* begin Recorded data *

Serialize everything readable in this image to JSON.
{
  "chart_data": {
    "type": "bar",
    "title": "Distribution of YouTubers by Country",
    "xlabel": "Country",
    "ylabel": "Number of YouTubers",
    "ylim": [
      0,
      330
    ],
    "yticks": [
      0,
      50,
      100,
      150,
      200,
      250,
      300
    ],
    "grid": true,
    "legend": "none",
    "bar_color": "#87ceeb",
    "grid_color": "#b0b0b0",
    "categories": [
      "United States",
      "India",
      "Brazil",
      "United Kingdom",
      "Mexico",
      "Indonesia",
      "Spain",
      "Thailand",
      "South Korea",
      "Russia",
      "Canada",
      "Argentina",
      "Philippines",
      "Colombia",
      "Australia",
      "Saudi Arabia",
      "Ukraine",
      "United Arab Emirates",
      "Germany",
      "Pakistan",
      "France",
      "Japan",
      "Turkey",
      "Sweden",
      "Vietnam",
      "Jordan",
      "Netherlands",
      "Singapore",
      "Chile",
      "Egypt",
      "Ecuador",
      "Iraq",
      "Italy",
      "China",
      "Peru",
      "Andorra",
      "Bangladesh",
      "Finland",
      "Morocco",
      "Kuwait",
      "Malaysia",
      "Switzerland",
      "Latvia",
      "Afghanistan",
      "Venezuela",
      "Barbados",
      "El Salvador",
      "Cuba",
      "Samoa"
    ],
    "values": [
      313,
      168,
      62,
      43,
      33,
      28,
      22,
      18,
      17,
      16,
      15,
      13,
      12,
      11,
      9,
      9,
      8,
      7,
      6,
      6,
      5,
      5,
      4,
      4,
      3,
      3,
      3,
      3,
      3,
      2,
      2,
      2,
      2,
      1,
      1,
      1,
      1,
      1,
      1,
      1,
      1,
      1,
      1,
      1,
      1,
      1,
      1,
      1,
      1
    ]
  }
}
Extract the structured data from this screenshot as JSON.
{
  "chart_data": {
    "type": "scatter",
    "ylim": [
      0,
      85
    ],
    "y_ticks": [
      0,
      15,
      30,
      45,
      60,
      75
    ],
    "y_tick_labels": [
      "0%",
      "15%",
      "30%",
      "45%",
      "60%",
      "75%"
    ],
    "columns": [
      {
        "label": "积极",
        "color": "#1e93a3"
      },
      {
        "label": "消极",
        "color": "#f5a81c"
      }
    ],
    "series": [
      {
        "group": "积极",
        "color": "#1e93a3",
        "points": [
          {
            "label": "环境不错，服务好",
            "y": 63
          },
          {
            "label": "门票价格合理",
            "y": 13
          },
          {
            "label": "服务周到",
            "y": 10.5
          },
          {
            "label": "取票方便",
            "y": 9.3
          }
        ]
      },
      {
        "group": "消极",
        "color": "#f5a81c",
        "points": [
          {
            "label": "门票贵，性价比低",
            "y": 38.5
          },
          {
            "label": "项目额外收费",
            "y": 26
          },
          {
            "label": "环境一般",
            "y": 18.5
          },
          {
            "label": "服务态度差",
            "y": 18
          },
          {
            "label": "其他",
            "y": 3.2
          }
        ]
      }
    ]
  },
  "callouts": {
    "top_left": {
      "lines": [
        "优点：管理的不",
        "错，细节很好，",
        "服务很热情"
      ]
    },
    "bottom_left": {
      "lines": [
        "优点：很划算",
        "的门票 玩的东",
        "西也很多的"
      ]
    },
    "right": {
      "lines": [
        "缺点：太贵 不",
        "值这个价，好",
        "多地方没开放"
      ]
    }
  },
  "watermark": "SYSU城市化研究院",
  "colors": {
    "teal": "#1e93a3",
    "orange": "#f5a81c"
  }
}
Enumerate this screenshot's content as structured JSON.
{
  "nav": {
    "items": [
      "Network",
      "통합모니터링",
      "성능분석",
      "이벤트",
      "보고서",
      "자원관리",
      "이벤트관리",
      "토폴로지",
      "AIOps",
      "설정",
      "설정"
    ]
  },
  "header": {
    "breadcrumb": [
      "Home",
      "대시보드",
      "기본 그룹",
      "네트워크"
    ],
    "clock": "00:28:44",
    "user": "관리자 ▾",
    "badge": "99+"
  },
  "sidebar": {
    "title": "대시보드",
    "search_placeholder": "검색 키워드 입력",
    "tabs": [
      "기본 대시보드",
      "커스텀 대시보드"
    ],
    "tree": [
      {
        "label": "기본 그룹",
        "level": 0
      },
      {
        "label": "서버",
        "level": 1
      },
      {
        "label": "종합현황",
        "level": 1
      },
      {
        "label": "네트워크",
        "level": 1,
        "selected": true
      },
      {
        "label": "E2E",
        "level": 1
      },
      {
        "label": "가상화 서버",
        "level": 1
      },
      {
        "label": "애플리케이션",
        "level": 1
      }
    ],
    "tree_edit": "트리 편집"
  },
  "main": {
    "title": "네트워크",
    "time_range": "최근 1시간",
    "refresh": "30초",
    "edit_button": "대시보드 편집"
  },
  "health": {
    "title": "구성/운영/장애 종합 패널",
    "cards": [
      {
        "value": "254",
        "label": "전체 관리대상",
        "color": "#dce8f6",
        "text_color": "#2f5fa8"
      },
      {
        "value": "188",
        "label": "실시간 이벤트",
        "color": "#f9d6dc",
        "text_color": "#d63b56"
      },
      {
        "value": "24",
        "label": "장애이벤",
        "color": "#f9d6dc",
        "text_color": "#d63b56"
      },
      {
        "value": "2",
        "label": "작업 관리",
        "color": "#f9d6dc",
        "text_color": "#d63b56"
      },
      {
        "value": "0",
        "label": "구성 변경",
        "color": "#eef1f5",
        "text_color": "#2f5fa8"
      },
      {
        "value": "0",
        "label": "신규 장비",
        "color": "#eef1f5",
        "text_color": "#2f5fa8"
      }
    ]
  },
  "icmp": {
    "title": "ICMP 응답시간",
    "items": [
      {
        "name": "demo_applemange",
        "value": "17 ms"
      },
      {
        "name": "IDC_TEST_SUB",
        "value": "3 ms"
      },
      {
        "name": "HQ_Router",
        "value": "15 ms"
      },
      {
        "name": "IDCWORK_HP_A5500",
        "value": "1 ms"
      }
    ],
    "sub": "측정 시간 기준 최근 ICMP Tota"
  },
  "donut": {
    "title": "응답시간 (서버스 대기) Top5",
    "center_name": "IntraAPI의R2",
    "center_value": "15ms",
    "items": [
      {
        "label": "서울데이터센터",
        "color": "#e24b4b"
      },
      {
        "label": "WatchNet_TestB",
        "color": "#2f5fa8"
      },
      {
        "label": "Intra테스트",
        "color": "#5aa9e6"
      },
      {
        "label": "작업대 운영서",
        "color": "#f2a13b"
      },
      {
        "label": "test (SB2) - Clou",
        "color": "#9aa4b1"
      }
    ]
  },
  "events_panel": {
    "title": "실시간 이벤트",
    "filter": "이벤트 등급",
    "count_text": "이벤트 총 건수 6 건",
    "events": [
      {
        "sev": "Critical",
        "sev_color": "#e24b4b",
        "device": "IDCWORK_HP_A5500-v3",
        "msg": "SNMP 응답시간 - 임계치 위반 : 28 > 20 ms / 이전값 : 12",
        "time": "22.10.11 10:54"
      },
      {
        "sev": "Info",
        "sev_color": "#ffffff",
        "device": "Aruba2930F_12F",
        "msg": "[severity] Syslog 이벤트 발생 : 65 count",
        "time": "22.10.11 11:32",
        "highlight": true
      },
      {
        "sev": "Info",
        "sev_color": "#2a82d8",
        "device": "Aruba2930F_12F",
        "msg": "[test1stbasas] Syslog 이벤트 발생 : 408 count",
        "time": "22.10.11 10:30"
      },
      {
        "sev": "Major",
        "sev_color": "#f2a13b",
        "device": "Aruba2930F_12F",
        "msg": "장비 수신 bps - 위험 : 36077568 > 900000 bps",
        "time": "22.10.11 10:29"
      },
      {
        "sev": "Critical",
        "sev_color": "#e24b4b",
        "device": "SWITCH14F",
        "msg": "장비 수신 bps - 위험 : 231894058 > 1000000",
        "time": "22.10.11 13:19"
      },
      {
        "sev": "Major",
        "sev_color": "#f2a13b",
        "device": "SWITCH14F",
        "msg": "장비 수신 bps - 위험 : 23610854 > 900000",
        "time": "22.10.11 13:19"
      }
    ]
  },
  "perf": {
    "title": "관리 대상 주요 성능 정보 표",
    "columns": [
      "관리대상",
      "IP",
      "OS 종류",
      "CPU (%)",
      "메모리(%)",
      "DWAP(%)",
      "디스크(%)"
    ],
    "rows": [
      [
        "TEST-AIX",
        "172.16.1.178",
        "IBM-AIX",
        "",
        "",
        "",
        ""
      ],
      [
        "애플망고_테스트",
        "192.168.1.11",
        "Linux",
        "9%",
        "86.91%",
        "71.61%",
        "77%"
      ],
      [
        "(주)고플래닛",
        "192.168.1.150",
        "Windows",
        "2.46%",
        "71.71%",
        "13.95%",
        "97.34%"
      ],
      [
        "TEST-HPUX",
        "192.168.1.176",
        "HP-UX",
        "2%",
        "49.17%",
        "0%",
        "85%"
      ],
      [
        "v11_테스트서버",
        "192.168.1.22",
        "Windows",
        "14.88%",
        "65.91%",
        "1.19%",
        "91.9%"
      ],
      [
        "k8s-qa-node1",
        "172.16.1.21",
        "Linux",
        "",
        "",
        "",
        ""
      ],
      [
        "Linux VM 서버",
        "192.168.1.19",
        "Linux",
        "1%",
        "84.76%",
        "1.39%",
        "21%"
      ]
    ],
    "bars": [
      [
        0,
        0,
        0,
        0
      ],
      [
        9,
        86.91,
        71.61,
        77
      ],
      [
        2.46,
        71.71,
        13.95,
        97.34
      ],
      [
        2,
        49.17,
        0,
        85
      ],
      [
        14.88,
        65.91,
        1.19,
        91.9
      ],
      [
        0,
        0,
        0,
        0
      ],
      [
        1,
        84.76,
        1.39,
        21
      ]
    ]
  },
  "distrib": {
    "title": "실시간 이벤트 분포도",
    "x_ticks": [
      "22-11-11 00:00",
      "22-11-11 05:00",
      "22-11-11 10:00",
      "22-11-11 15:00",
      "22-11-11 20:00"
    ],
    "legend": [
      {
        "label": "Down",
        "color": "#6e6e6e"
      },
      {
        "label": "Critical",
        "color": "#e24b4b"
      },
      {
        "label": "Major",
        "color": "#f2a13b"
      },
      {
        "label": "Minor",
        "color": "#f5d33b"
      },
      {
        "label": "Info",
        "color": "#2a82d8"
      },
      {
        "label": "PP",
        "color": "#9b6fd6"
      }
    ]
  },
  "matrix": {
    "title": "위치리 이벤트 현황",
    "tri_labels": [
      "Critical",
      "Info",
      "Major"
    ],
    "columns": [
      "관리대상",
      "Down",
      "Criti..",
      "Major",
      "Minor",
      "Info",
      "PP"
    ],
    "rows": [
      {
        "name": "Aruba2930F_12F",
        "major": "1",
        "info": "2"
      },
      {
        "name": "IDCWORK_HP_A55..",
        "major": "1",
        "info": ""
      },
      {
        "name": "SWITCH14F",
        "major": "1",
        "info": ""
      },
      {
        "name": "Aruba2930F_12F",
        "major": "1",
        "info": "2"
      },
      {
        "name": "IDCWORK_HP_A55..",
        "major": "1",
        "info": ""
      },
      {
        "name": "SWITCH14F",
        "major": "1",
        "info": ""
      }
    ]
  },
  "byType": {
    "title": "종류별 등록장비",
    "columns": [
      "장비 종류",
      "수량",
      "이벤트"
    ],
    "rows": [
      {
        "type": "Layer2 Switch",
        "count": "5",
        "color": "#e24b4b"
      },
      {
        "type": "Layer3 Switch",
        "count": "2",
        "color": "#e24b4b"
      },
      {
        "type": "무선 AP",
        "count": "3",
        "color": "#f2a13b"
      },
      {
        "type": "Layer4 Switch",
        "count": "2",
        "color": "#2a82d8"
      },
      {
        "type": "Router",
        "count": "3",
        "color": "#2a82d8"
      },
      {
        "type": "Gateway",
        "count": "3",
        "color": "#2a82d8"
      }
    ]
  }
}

* end Recorded data *

▶ [What to work on] Identify and copy the lines holding the word "Country".

▶ [Right answer]
    "title": "Distribution of YouTubers by Country",
    "xlabel": "Country",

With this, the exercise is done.